# DATA IN THIS EXERCISE
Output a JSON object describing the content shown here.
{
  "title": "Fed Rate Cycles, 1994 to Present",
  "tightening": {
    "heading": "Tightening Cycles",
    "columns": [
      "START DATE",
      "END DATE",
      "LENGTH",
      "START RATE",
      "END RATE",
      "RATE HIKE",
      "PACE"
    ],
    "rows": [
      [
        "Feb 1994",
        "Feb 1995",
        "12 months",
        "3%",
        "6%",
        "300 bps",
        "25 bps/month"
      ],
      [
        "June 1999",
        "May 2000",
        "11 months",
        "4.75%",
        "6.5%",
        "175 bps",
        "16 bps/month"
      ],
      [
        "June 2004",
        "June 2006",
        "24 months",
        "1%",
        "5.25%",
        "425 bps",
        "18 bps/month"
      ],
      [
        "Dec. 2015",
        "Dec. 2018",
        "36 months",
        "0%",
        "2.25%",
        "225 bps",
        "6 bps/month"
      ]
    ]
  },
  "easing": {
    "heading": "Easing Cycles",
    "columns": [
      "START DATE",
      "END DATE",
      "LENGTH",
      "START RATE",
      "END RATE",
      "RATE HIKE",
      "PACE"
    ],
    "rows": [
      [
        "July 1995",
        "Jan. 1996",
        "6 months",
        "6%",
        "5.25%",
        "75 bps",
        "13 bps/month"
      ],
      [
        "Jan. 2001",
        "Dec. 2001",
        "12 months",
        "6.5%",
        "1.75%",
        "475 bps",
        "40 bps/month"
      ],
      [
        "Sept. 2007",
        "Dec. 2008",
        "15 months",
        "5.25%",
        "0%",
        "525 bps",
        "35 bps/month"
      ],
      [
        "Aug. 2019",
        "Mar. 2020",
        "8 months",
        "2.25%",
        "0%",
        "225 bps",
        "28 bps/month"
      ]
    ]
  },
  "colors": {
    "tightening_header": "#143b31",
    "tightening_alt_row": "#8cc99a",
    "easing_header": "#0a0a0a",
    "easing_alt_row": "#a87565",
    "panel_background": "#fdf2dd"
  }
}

# GIVEN TASK
Output the whole listing above again, word for word.

# COMPLETED EXERCISE
Output a JSON object describing the content shown here.
{
  "title": "Fed Rate Cycles, 1994 to Present",
  "tightening": {
    "heading": "Tightening Cycles",
    "columns": [
      "START DATE",
      "END DATE",
      "LENGTH",
      "START RATE",
      "END RATE",
      "RATE HIKE",
      "PACE"
    ],
    "rows": [
      [
        "Feb 1994",
        "Feb 1995",
        "12 months",
        "3%",
        "6%",
        "300 bps",
        "25 bps/month"
      ],
      [
        "June 1999",
        "May 2000",
        "11 months",
        "4.75%",
        "6.5%",
        "175 bps",
        "16 bps/month"
      ],
      [
        "June 2004",
        "June 2006",
        "24 months",
        "1%",
        "5.25%",
        "425 bps",
        "18 bps/month"
      ],
      [
        "Dec. 2015",
        "Dec. 2018",
        "36 months",
        "0%",
        "2.25%",
        "225 bps",
        "6 bps/month"
      ]
    ]
  },
  "easing": {
    "heading": "Easing Cycles",
    "columns": [
      "START DATE",
      "END DATE",
      "LENGTH",
      "START RATE",
      "END RATE",
      "RATE HIKE",
      "PACE"
    ],
    "rows": [
      [
        "July 1995",
        "Jan. 1996",
        "6 months",
        "6%",
        "5.25%",
        "75 bps",
        "13 bps/month"
      ],
      [
        "Jan. 2001",
        "Dec. 2001",
        "12 months",
        "6.5%",
        "1.75%",
        "475 bps",
        "40 bps/month"
      ],
      [
        "Sept. 2007",
        "Dec. 2008",
        "15 months",
        "5.25%",
        "0%",
        "525 bps",
        "35 bps/month"
      ],
      [
        "Aug. 2019",
        "Mar. 2020",
        "8 months",
        "2.25%",
        "0%",
        "225 bps",
        "28 bps/month"
      ]
    ]
  },
  "colors": {
    "tightening_header": "#143b31",
    "tightening_alt_row": "#8cc99a",
    "easing_header": "#0a0a0a",
    "easing_alt_row": "#a87565",
    "panel_background": "#fdf2dd"
  }
}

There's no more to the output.